== PROBLEM TO WORK ON ==
Transcribe all the entries word for word, but omit the images.

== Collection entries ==

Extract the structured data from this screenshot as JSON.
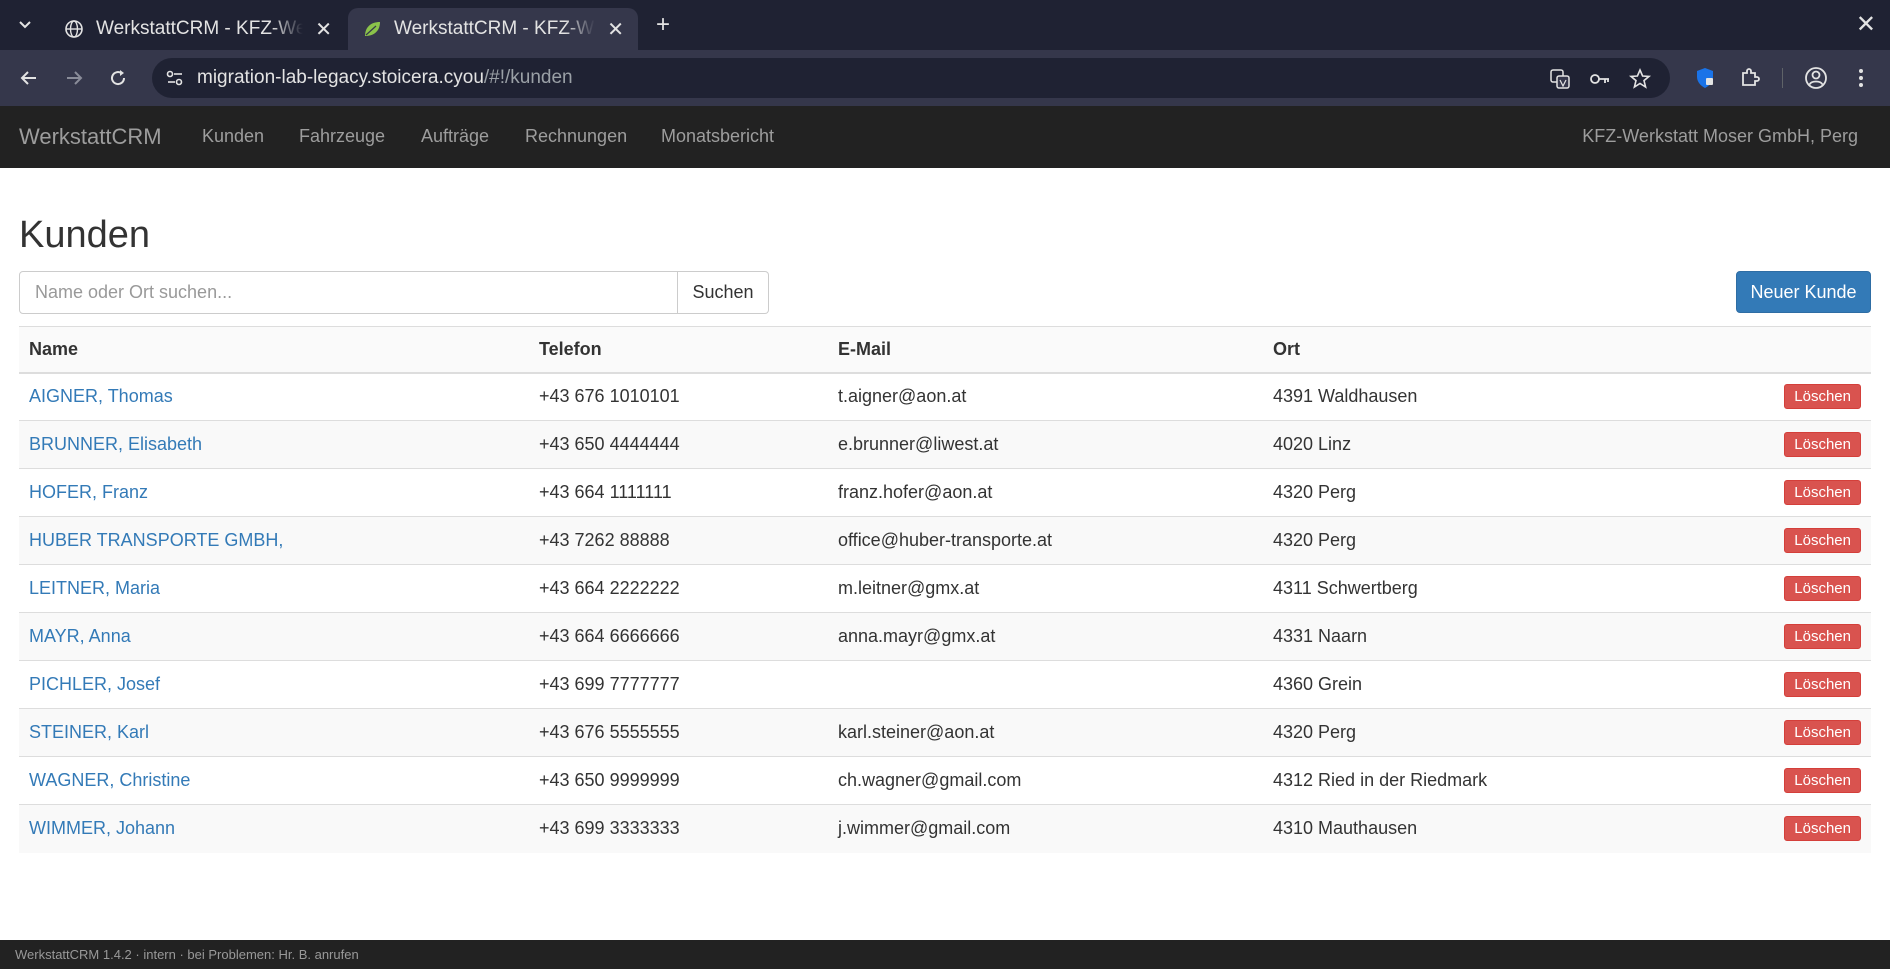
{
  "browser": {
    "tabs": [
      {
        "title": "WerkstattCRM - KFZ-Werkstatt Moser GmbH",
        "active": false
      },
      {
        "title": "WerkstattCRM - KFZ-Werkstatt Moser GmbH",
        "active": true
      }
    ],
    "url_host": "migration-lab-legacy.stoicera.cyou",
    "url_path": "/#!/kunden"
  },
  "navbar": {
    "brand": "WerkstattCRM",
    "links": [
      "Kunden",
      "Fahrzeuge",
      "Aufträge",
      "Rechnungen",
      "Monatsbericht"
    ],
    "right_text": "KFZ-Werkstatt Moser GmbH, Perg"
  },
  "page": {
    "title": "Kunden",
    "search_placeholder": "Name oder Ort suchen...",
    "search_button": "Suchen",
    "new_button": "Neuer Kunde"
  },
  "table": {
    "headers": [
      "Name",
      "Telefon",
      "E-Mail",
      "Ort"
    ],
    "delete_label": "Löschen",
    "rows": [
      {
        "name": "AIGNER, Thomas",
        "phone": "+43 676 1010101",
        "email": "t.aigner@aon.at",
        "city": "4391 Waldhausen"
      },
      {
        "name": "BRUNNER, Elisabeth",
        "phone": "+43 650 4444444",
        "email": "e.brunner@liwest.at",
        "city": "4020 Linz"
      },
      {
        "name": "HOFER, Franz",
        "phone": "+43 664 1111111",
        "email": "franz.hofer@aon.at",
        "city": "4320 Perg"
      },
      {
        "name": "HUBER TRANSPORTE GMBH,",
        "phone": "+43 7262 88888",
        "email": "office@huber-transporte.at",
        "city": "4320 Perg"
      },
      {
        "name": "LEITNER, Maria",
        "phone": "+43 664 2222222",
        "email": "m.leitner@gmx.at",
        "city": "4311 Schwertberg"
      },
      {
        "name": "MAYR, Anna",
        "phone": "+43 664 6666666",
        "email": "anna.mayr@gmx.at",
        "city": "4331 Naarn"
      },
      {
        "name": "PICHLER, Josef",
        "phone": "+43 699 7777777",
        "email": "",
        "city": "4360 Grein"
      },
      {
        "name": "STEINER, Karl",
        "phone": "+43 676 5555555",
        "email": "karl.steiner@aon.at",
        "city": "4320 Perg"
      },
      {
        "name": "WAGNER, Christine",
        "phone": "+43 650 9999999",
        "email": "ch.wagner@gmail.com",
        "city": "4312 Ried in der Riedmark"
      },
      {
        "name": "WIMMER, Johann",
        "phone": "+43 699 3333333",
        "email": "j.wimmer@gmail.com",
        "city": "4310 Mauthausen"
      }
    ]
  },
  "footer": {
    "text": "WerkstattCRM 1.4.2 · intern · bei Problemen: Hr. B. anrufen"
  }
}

== ANSWER TO THE TASK ==
Extract the structured data from this screenshot as JSON.
{
  "browser": {
    "tabs": [
      {
        "title": "WerkstattCRM - KFZ-Werkstatt Moser GmbH",
        "active": false
      },
      {
        "title": "WerkstattCRM - KFZ-Werkstatt Moser GmbH",
        "active": true
      }
    ],
    "url_host": "migration-lab-legacy.stoicera.cyou",
    "url_path": "/#!/kunden"
  },
  "navbar": {
    "brand": "WerkstattCRM",
    "links": [
      "Kunden",
      "Fahrzeuge",
      "Aufträge",
      "Rechnungen",
      "Monatsbericht"
    ],
    "right_text": "KFZ-Werkstatt Moser GmbH, Perg"
  },
  "page": {
    "title": "Kunden",
    "search_placeholder": "Name oder Ort suchen...",
    "search_button": "Suchen",
    "new_button": "Neuer Kunde"
  },
  "table": {
    "headers": [
      "Name",
      "Telefon",
      "E-Mail",
      "Ort"
    ],
    "delete_label": "Löschen",
    "rows": [
      {
        "name": "AIGNER, Thomas",
        "phone": "+43 676 1010101",
        "email": "t.aigner@aon.at",
        "city": "4391 Waldhausen"
      },
      {
        "name": "BRUNNER, Elisabeth",
        "phone": "+43 650 4444444",
        "email": "e.brunner@liwest.at",
        "city": "4020 Linz"
      },
      {
        "name": "HOFER, Franz",
        "phone": "+43 664 1111111",
        "email": "franz.hofer@aon.at",
        "city": "4320 Perg"
      },
      {
        "name": "HUBER TRANSPORTE GMBH,",
        "phone": "+43 7262 88888",
        "email": "office@huber-transporte.at",
        "city": "4320 Perg"
      },
      {
        "name": "LEITNER, Maria",
        "phone": "+43 664 2222222",
        "email": "m.leitner@gmx.at",
        "city": "4311 Schwertberg"
      },
      {
        "name": "MAYR, Anna",
        "phone": "+43 664 6666666",
        "email": "anna.mayr@gmx.at",
        "city": "4331 Naarn"
      },
      {
        "name": "PICHLER, Josef",
        "phone": "+43 699 7777777",
        "email": "",
        "city": "4360 Grein"
      },
      {
        "name": "STEINER, Karl",
        "phone": "+43 676 5555555",
        "email": "karl.steiner@aon.at",
        "city": "4320 Perg"
      },
      {
        "name": "WAGNER, Christine",
        "phone": "+43 650 9999999",
        "email": "ch.wagner@gmail.com",
        "city": "4312 Ried in der Riedmark"
      },
      {
        "name": "WIMMER, Johann",
        "phone": "+43 699 3333333",
        "email": "j.wimmer@gmail.com",
        "city": "4310 Mauthausen"
      }
    ]
  },
  "footer": {
    "text": "WerkstattCRM 1.4.2 · intern · bei Problemen: Hr. B. anrufen"
  }
}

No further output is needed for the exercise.